# WHAT NEEDS TO BE DONE:
Across the data below, how many lines hold "EUROPE"? Answer with that number and nothing else.

# DATASET ROWS:

· · ·

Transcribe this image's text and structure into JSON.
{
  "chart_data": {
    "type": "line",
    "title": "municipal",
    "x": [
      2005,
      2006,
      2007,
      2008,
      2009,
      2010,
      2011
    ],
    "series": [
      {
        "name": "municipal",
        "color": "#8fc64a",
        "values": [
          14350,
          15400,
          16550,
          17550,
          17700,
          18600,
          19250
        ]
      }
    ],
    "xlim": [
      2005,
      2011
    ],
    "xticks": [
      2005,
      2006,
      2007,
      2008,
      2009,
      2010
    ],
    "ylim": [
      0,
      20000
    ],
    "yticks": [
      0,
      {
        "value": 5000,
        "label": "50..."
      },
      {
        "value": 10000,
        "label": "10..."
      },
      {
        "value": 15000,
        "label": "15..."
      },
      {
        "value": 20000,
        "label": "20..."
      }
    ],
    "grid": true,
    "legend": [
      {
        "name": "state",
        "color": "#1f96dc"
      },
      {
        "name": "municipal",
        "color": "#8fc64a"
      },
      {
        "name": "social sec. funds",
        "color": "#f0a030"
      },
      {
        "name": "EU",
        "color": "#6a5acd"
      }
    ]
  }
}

· · ·

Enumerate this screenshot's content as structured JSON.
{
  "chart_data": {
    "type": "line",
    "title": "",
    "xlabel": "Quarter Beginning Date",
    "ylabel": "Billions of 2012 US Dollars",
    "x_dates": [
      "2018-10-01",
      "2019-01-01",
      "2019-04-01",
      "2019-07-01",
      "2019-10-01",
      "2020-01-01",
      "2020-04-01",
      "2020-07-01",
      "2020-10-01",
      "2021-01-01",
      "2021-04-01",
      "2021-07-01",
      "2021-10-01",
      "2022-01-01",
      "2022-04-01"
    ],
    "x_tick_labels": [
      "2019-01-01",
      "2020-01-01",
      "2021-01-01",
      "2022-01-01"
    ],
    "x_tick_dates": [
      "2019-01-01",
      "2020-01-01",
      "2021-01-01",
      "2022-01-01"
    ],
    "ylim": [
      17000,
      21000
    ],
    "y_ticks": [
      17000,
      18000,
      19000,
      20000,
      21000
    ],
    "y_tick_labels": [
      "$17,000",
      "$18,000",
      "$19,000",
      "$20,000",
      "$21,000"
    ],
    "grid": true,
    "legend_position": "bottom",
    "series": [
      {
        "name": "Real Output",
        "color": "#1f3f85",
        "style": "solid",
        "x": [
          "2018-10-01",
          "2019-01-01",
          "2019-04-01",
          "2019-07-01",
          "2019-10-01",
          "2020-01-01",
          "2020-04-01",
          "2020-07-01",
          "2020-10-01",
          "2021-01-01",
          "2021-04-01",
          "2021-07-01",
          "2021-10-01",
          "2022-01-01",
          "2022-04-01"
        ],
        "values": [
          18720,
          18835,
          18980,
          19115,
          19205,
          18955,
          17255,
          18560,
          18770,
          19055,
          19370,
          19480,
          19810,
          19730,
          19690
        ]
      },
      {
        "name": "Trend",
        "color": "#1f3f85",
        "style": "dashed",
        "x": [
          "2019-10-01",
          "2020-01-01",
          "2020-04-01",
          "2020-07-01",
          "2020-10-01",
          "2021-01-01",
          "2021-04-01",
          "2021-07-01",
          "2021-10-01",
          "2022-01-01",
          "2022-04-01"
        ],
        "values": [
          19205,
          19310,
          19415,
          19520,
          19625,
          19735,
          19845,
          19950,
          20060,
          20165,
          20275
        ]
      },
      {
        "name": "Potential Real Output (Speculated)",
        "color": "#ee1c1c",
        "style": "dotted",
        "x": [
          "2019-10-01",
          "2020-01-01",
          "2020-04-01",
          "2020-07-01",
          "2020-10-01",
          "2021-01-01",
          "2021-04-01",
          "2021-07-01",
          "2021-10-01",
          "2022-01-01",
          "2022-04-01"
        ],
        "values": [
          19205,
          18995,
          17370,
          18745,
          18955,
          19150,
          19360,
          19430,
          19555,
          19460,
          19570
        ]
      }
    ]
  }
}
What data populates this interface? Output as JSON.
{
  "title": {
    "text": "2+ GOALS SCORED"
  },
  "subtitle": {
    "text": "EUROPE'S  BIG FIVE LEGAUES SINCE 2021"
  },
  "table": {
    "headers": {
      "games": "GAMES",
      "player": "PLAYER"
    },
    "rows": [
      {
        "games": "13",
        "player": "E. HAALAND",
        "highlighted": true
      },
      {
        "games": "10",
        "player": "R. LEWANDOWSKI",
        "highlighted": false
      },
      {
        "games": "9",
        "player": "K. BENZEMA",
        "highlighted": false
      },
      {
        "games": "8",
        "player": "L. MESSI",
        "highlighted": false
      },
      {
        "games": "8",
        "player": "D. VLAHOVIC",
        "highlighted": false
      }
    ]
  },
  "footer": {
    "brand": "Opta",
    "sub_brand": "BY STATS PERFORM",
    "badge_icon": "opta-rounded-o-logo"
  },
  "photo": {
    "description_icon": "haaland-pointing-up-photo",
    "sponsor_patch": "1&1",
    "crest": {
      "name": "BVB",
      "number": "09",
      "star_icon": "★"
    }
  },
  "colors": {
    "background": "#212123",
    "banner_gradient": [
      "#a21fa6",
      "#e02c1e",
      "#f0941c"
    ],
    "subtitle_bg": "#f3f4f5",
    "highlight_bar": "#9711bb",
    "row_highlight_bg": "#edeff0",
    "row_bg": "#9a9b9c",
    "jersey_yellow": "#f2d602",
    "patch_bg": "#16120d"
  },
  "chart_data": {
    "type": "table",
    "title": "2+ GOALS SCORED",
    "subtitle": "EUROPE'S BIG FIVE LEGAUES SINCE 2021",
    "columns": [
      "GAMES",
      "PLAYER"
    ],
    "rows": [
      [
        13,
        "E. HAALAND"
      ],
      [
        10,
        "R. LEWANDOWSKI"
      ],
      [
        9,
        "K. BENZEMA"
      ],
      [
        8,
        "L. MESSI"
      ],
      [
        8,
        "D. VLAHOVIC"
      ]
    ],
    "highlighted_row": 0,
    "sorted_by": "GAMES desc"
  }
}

· · ·

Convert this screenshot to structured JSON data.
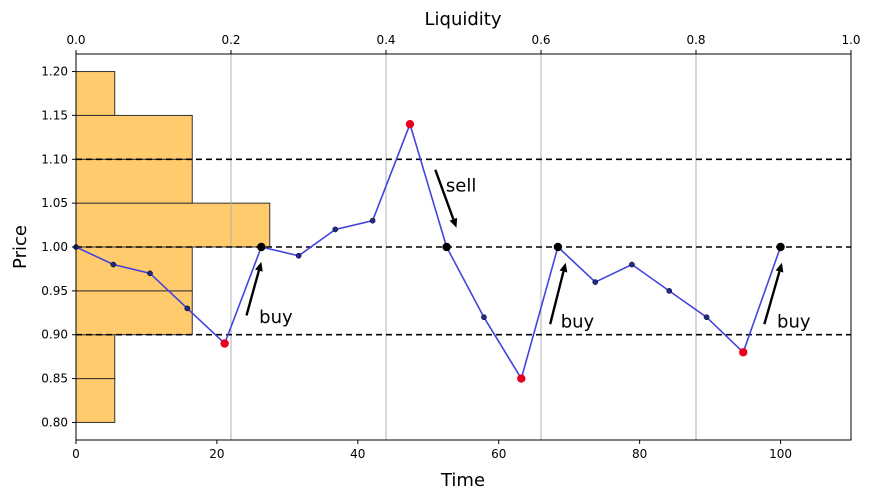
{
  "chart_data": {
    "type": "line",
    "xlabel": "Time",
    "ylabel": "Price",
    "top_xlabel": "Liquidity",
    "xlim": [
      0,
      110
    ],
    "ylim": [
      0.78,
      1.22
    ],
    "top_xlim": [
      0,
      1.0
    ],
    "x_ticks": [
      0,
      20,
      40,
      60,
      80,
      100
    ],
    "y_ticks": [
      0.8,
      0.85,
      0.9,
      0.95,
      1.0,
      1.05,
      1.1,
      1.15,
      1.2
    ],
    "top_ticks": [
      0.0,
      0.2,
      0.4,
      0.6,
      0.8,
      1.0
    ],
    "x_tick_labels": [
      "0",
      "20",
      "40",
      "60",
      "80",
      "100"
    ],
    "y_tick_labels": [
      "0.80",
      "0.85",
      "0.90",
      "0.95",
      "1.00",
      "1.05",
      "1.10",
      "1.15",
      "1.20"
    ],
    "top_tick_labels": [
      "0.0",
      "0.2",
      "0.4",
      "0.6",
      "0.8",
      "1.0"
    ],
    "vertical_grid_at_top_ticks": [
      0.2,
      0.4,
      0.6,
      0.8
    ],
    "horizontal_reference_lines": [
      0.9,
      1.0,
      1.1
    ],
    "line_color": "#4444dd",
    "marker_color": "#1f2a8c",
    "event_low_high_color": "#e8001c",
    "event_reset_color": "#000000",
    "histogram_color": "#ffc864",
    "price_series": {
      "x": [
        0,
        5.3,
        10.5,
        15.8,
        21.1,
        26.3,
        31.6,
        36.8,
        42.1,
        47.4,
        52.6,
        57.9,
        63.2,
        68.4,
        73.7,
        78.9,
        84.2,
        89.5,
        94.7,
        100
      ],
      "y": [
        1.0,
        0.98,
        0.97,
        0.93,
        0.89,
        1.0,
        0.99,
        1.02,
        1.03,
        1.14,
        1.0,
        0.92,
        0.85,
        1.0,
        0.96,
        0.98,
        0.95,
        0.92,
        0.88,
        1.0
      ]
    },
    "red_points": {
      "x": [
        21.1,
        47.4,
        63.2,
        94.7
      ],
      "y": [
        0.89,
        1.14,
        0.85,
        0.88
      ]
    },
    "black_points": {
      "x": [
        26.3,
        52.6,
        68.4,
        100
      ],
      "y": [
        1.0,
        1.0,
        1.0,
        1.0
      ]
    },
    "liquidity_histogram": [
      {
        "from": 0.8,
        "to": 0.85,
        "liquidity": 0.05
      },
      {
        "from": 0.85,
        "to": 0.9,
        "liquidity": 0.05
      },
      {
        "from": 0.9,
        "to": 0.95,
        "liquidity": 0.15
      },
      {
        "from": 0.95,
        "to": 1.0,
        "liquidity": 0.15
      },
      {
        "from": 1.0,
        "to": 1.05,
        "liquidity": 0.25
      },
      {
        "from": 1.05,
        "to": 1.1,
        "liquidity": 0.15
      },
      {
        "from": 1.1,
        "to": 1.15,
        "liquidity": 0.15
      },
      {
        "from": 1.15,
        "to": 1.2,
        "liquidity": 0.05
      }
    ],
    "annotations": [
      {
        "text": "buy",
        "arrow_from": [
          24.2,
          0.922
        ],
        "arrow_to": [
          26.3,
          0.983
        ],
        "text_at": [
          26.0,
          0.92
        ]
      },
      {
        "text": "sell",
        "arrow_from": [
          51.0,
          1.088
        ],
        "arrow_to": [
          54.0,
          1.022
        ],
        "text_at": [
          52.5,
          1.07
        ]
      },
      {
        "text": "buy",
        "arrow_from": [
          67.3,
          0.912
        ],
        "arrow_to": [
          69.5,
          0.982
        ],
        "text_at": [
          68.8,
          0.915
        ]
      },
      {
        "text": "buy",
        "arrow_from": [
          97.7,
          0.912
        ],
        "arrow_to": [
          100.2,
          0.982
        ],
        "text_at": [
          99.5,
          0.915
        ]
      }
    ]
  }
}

· · ·

# IN RESPONSE:
2